* start Data shown *
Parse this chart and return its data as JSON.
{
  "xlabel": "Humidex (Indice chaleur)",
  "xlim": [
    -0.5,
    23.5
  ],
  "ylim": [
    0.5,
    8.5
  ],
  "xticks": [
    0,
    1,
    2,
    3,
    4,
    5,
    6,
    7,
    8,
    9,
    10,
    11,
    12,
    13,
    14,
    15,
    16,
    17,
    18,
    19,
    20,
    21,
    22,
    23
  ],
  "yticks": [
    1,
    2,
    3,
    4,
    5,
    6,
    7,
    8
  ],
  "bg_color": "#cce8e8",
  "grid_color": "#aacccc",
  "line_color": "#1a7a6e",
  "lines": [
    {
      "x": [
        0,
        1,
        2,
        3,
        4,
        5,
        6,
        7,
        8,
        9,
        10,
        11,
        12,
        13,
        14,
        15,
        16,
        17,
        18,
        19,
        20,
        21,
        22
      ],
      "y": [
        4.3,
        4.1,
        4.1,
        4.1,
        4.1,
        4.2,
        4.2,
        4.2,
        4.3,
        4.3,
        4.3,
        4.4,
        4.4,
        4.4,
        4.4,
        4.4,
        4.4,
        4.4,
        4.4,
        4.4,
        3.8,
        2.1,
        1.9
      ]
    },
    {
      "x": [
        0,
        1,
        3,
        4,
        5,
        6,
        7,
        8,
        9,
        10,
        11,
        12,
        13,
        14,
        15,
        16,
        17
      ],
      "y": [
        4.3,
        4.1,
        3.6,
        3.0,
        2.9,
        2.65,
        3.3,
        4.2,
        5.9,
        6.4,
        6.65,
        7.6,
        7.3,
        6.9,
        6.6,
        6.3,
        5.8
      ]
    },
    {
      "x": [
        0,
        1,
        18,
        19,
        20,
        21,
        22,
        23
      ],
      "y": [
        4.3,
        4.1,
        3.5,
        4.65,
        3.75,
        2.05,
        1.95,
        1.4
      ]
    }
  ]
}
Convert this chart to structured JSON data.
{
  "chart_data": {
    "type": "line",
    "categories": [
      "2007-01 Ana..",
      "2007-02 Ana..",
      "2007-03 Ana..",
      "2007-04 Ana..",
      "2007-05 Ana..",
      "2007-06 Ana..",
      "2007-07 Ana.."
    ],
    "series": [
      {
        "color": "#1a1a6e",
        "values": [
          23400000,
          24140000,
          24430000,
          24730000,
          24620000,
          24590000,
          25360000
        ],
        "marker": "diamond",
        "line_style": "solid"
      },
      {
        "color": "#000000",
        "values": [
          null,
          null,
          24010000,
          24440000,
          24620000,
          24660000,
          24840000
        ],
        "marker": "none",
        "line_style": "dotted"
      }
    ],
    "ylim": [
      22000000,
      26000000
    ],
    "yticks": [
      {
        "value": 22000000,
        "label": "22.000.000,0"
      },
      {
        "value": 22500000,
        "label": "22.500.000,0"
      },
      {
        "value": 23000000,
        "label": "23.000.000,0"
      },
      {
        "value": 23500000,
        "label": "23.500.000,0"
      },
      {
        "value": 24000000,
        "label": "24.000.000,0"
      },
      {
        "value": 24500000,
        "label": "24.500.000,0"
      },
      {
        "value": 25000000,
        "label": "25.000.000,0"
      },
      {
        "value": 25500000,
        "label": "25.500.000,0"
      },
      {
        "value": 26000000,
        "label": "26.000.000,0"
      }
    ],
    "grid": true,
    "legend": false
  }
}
* end Data shown *
Extract all lines from the data in which "JSON" is found.

Parse this chart and return its data as JSON.
Convert this chart to structured JSON data.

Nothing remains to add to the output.